PROMPT >> From the material below, copy each line that holds the word "drücken".

-----

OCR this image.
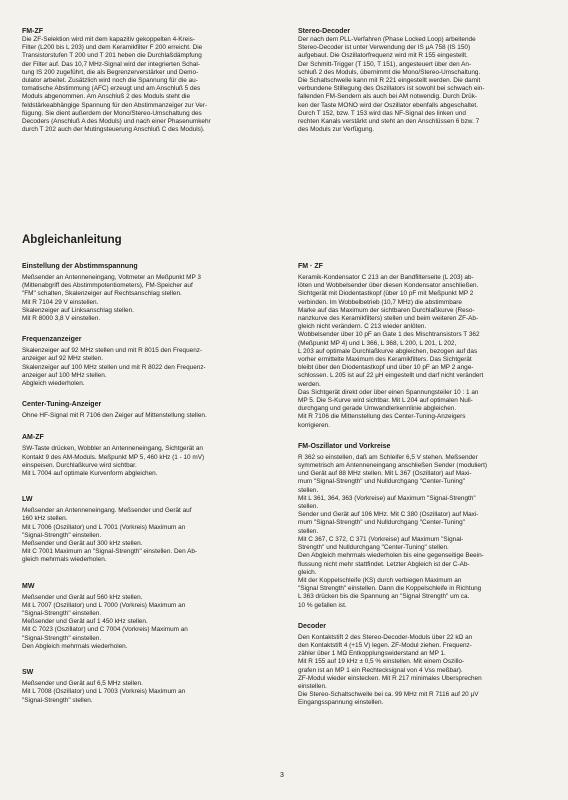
FM-ZF

Die ZF-Selektion wird mit dem kapazitiv gekoppelten 4-Kreis-
Filter (L200 bis L 203) und dem Keramikfilter F 200 erreicht. Die
Transistorstufen T 200 und T 201 heben die Durchlaßdämpfung
der Filter auf. Das 10,7 MHz-Signal wird der integrierten Schal-
tung IS 200 zugeführt, die als Begrenzerverstärker und Demo-
dulator arbeitet. Zusätzlich wird noch die Spannung für die au-
tomatische Abstimmung (AFC) erzeugt und am Anschluß 5 des
Moduls abgenommen. Am Anschluß 2 des Moduls steht die
feldstärkeabhängige Spannung für den Abstimmanzeiger zur Ver-
fügung. Sie dient außerdem der Mono/Stereo-Umschaltung des
Decoders (Anschluß A des Moduls) und nach einer Phasenumkehr
durch T 202 auch der Mutingsteuerung Anschluß C des Moduls).

Stereo-Decoder

Der nach dem PLL-Verfahren (Phase Locked Loop) arbeitende
Stereo-Decoder ist unter Verwendung der IS µA 758 (IS 150)
aufgebaut. Die Oszillatorfrequenz wird mit R 155 eingestellt.
Der Schmitt-Trigger (T 150, T 151), angesteuert über den An-
schluß 2 des Moduls, übernimmt die Mono/Stereo-Umschaltung.
Die Schaltschwelle kann mit R 221 eingestellt werden. Die damit
verbundene Stillegung des Oszillators ist sowohl bei schwach ein-
fallenden FM-Sendern als auch bei AM notwendig. Durch Drük-
ken der Taste MONO wird der Oszillator ebenfalls abgeschaltet.
Durch T 152, bzw. T 153 wird das NF-Signal des linken und
rechten Kanals verstärkt und steht an den Anschlüssen 6 bzw. 7
des Moduls zur Verfügung.

Abgleichanleitung
Einstellung der Abstimmspannung

Meßsender an Antenneneingang, Voltmeter an Meßpunkt MP 3
(Mittenabgriff des Abstimmpotentiometers), FM-Speicher auf
"FM" schalten, Skalenzeiger auf Rechtsanschlag stellen.
Mit R 7104 29 V einstellen.
Skalenzeiger auf Linksanschlag stellen.
Mit R 8000 3,8 V einstellen.

Frequenzanzeiger

Skalenzeiger auf 92 MHz stellen und mit R 8015 den Frequenz-
anzeiger auf 92 MHz stellen.
Skalenzeiger auf 100 MHz stellen und mit R 8022 den Frequenz-
anzeiger auf 100 MHz stellen.
Abgleich wiederholen.

Center-Tuning-Anzeiger

Ohne HF-Signal mit R 7106 den Zeiger auf Mittenstellung stellen.

AM-ZF

SW-Taste drücken, Wobbler an Antenneneingang, Sichtgerät an
Kontakt 9 des AM-Moduls. Meßpunkt MP 5, 460 kHz (1 - 10 mV)
einspeisen. Durchlaßkurve wird sichtbar.
Mit L 7004 auf optimale Kurvenform abgleichen.

LW

Meßsender an Antenneneingang. Meßsender und Gerät auf
160 kHz stellen.
Mit L 7006 (Oszillator) und L 7001 (Vorkreis) Maximum an
"Signal-Strength" einstellen.
Meßsender und Gerät auf 300 kHz stellen.
Mit C 7001 Maximum an "Signal-Strength" einstellen. Den Ab-
gleich mehrmals wiederholen.

MW

Meßsender und Gerät auf 560 kHz stellen.
Mit L 7007 (Oszillator) und L 7000 (Vorkreis) Maximum an
"Signal-Strength" einstellen.
Meßsender und Gerät auf 1 450 kHz stellen.
Mit C 7023 (Oszillator) und C 7004 (Vorkreis) Maximum an
"Signal-Strength" einstellen.
Den Abgleich mehrmals wiederholen.

SW

Meßsender und Gerät auf 6,5 MHz stellen.
Mit L 7008 (Oszillator) und L 7003 (Vorkreis) Maximum an
"Signal-Strength" stellen.

FM · ZF

Keramik-Kondensator C 213 an der Bandfilterseite (L 203) ab-
löten und Wobbelsender über diesen Kondensator anschließen.
Sichtgerät mit Diodentastkopf (über 10 pF mit Meßpunkt MP 2
verbinden. Im Wobbelbetrieb (10,7 MHz) die abstimmbare
Marke auf das Maximum der sichtbaren Durchlaßkurve (Reso-
nanzkurve des Keramikfilters) stellen und beim weiteren ZF-Ab-
gleich nicht verändern. C 213 wieder anlöten.
Wobbelsender über 10 pF an Gate 1 des Mischtransistors T 362
(Meßpunkt MP 4) und L 366, L 368, L 200, L 201, L 202,
L 203 auf optimale Durchlaßkurve abgleichen, bezogen auf das
vorher ermittelte Maximum des Keramikfilters. Das Sichtgerät
bleibt über den Diodentastkopf und über 10 pF an MP 2 ange-
schlossen. L 205 ist auf 22 µH eingestellt und darf nicht verändert
werden.
Das Sichtgerät direkt oder über einen Spannungsteiler 10 : 1 an
MP 5. Die S-Kurve wird sichtbar. Mit L 204 auf optimalen Null-
durchgang und gerade Umwandlerkennlinie abgleichen.
Mit R 7106 die Mittenstellung des Center-Tuning-Anzeigers
korrigieren.

FM-Oszillator und Vorkreise

R 362 so einstellen, daß am Schleifer 6,5 V stehen. Meßsender
symmetrisch am Antenneneingang anschließen Sender (moduliert)
und Gerät auf 88 MHz stellen. Mit L 367 (Oszillator) auf Maxi-
mum "Signal-Strength" und Nulldurchgang "Center-Tuning"
stellen.
Mit L 361, 364, 363 (Vorkreise) auf Maximum "Signal-Strength"
stellen.
Sender und Gerät auf 106 MHz. Mit C 380 (Oszillator) auf Maxi-
mum "Signal-Strength" und Nulldurchgang "Center-Tuning"
stellen.
Mit C 367, C 372, C 371 (Vorkreise) auf Maximum "Signal-
Strength" und Nulldurchgang "Center-Tuning" stellen.
Den Abgleich mehrmals wiederholen bis eine gegenseitige Beein-
flussung nicht mehr stattfindet. Letzter Abgleich ist der C-Ab-
gleich.
Mit der Koppelschleife (KS) durch verbiegen Maximum an
"Signal Strength" einstellen. Dann die Koppelschleife in Richtung
L 363 drücken bis die Spannung an "Signal Strength" um ca.
10 % gefallen ist.

Decoder

Den Kontaktstift 2 des Stereo-Decoder-Moduls über 22 kΩ an
den Kontaktstift 4 (+15 V) legen. ZF-Modul ziehen. Frequenz-
zähler über 1 MΩ Entkopplungswiderstand an MP 1.
Mit R 155 auf 19 kHz ± 0,5 % einstellen. Mit einem Oszillo-
grafen ist an MP 1 ein Rechtecksignal von 4 Vss meßbar).
ZF-Modul wieder einstecken. Mit R 217 minimales Übersprechen
einstellen.
Die Stereo-Schaltschwelle bei ca. 99 MHz mit R 7116 auf 20 µV
Eingangsspannung einstellen.

3
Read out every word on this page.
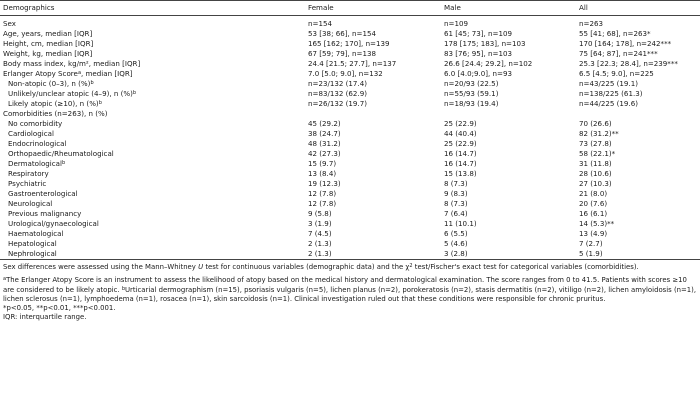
Demographics	Female	Male	All

Sex	n=154	n=109	n=263
Age, years, median [IQR]	53 [38; 66], n=154	61 [45; 73], n=109	55 [41; 68], n=263*
Height, cm, median [IQR]	165 [162; 170], n=139	178 [175; 183], n=103	170 [164; 178], n=242***
Weight, kg, median [IQR]	67 [59; 79], n=138	83 [76; 95], n=103	75 [64; 87], n=241***
Body mass index, kg/m², median [IQR]	24.4 [21.5; 27.7], n=137	26.6 [24.4; 29.2], n=102	25.3 [22.3; 28.4], n=239***
Erlanger Atopy Score$^a$, median [IQR]	7.0 [5.0; 9.0], n=132	6.0 [4.0;9.0], n=93	6.5 [4.5; 9.0], n=225
Non-atopic (0–3), n (%)$^b$	n=23/132 (17.4)	n=20/93 (22.5)	n=43/225 (19.1)
Unlikely/unclear atopic (4–9), n (%)$^b$	n=83/132 (62.9)	n=55/93 (59.1)	n=138/225 (61.3)
Likely atopic (≥10), n (%)$^b$	n=26/132 (19.7)	n=18/93 (19.4)	n=44/225 (19.6)
Comorbidities (n=263), n (%)			
No comorbidity	45 (29.2)	25 (22.9)	70 (26.6)
Cardiological	38 (24.7)	44 (40.4)	82 (31.2)**
Endocrinological	48 (31.2)	25 (22.9)	73 (27.8)
Orthopaedic/Rheumatological	42 (27.3)	16 (14.7)	58 (22.1)*
Dermatological$^b$	15 (9.7)	16 (14.7)	31 (11.8)
Respiratory	13 (8.4)	15 (13.8)	28 (10.6)
Psychiatric	19 (12.3)	8 (7.3)	27 (10.3)
Gastroenterological	12 (7.8)	9 (8.3)	21 (8.0)
Neurological	12 (7.8)	8 (7.3)	20 (7.6)
Previous malignancy	9 (5.8)	7 (6.4)	16 (6.1)
Urological/gynaecological	3 (1.9)	11 (10.1)	14 (5.3)**
Haematological	7 (4.5)	6 (5.5)	13 (4.9)
Hepatological	2 (1.3)	5 (4.6)	7 (2.7)
Nephrological	2 (1.3)	3 (2.8)	5 (1.9)

Sex differences were assessed using the Mann–Whitney U test for continuous variables (demographic data) and the $\chi^2$ test/Fischer's exact test for categorical variables (comorbidities).

$^a$The Erlanger Atopy Score is an instrument to assess the likelihood of atopy based on the medical history and dermatological examination. The score ranges from 0 to 41.5. Patients with scores ≥10 are considered to be likely atopic. $^b$Urticarial dermographism (n=15), psoriasis vulgaris (n=5), lichen planus (n=2), porokeratosis (n=2), stasis dermatitis (n=2), vitiligo (n=2), lichen amyloidosis (n=1), lichen sclerosus (n=1), lymphoedema (n=1), rosacea (n=1), skin sarcoidosis (n=1). Clinical investigation ruled out that these conditions were responsible for chronic pruritus.

*p<0.05, **p<0.01, ***p<0.001.

IQR: interquartile range.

-----

THE ANSWER >>
SW-Taste drücken, Wobbler an Antenneneingang, Sichtgerät an
L 363 drücken bis die Spannung an "Signal Strength" um ca.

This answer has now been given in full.